YOUR INSTRUCTIONS:
From the listing, collect all lines containing the word "моторики".

Stored items from a collection

▬▬▬▬▬▬

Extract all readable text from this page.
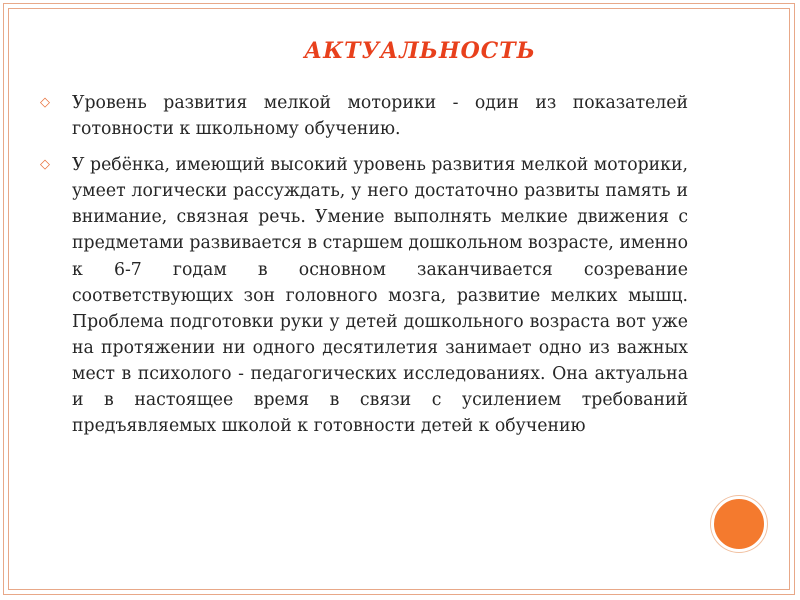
АКТУАЛЬНОСТЬ
◇ Уровень развития мелкой моторики - один из показателей готовности к школьному обучению.
◇ У ребёнка, имеющий высокий уровень развития мелкой моторики, умеет логически рассуждать, у него достаточно развиты память и внимание, связная речь. Умение выполнять мелкие движения с предметами развивается в старшем дошкольном возрасте, именно к 6-7 годам в основном заканчивается созревание соответствующих зон головного мозга, развитие мелких мышц. Проблема подготовки руки у детей дошкольного возраста вот уже на протяжении ни одного десятилетия занимает одно из важных мест в психолого - педагогических исследованиях. Она актуальна и в настоящее время в связи с усилением требований предъявляемых школой к готовности детей к обучению
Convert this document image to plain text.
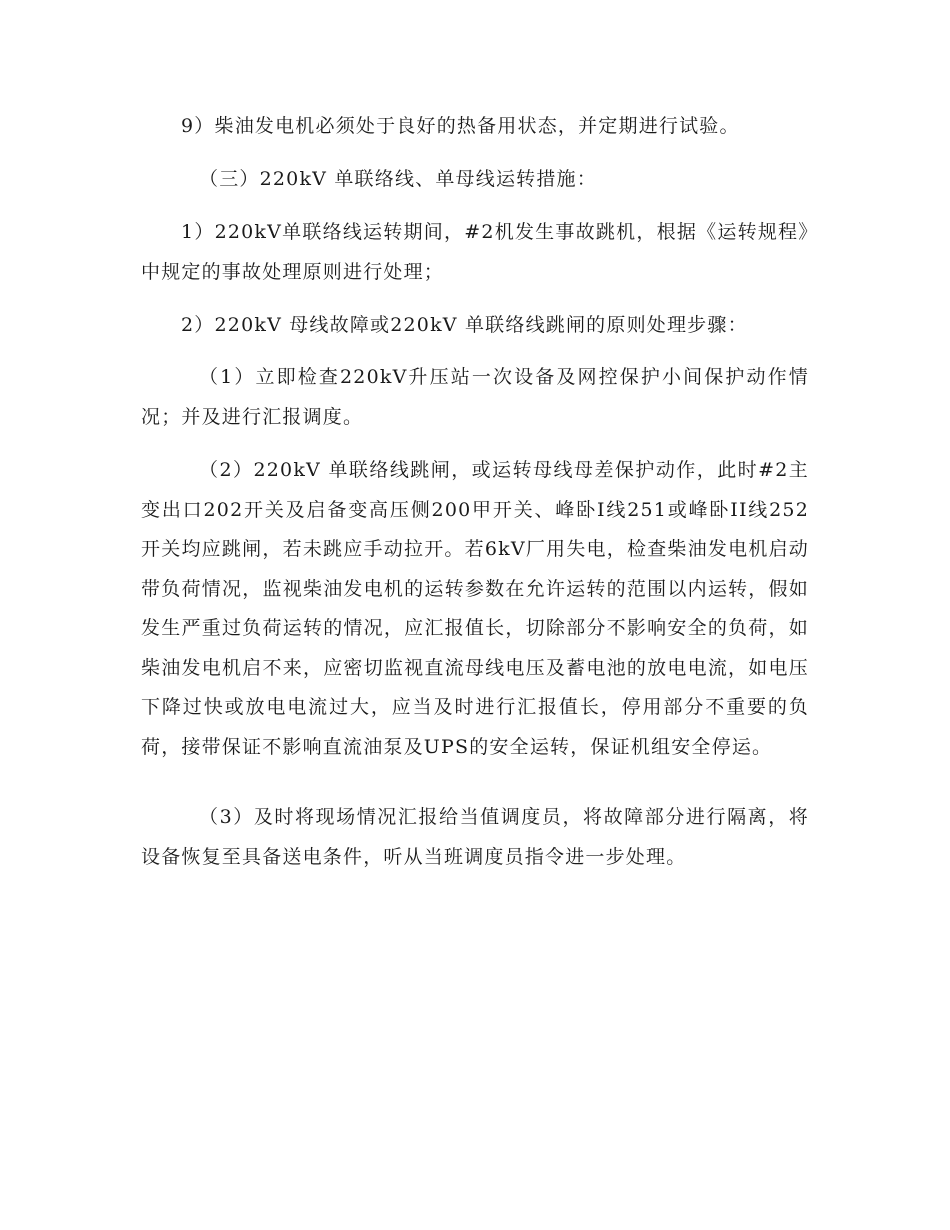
9）柴油发电机必须处于良好的热备用状态，并定期进行试验。

（三）220kV 单联络线、单母线运转措施：

1）220kV单联络线运转期间，#2机发生事故跳机，根据《运转规程》中规定的事故处理原则进行处理；

2）220kV 母线故障或220kV 单联络线跳闸的原则处理步骤：

（1）立即检查220kV升压站一次设备及网控保护小间保护动作情况；并及进行汇报调度。

（2）220kV 单联络线跳闸，或运转母线母差保护动作，此时#2主变出口202开关及启备变高压侧200甲开关、峰卧Ⅰ线251或峰卧II线252开关均应跳闸，若未跳应手动拉开。若6kV厂用失电，检查柴油发电机启动带负荷情况，监视柴油发电机的运转参数在允许运转的范围以内运转，假如发生严重过负荷运转的情况，应汇报值长，切除部分不影响安全的负荷，如柴油发电机启不来，应密切监视直流母线电压及蓄电池的放电电流，如电压下降过快或放电电流过大，应当及时进行汇报值长，停用部分不重要的负荷，接带保证不影响直流油泵及UPS的安全运转，保证机组安全停运。

（3）及时将现场情况汇报给当值调度员，将故障部分进行隔离，将设备恢复至具备送电条件，听从当班调度员指令进一步处理。
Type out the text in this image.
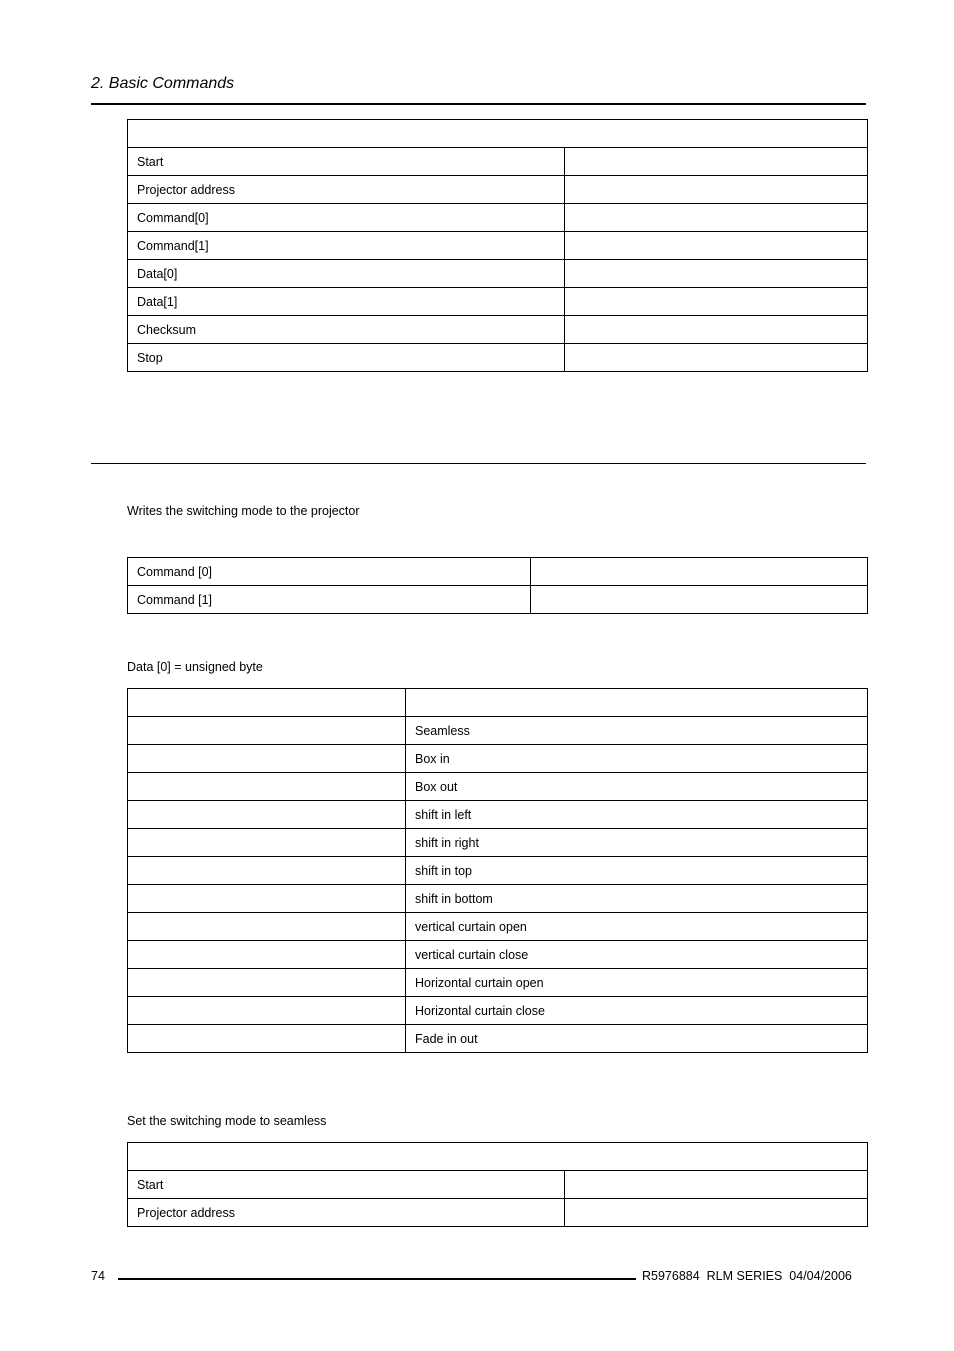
2. Basic Commands

Start	
Projector address	
Command[0]	
Command[1]	
Data[0]	
Data[1]	
Checksum	
Stop	
Writes the switching mode to the projector
Command [0]	
Command [1]	
Data [0] = unsigned byte

	Seamless
	Box in
	Box out
	shift in left
	shift in right
	shift in top
	shift in bottom
	vertical curtain open
	vertical curtain close
	Horizontal curtain open
	Horizontal curtain close
	Fade in out
Set the switching mode to seamless

Start	
Projector address	
74	R5976884  RLM SERIES  04/04/2006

▬▬▬▬▬▬

EXERCISE ANSWER:
◇ Уровень развития мелкой моторики - один из показателей готовности к школьному обучению.
◇ У ребёнка, имеющий высокий уровень развития мелкой моторики, умеет логически рассуждать, у него достаточно развиты память и внимание, связная речь. Умение выполнять мелкие движения с предметами развивается в старшем дошкольном возрасте, именно к 6-7 годам в основном заканчивается созревание соответствующих зон головного мозга, развитие мелких мышц. Проблема подготовки руки у детей дошкольного возраста вот уже на протяжении ни одного десятилетия занимает одно из важных мест в психолого - педагогических исследованиях. Она актуальна и в настоящее время в связи с усилением требований предъявляемых школой к готовности детей к обучению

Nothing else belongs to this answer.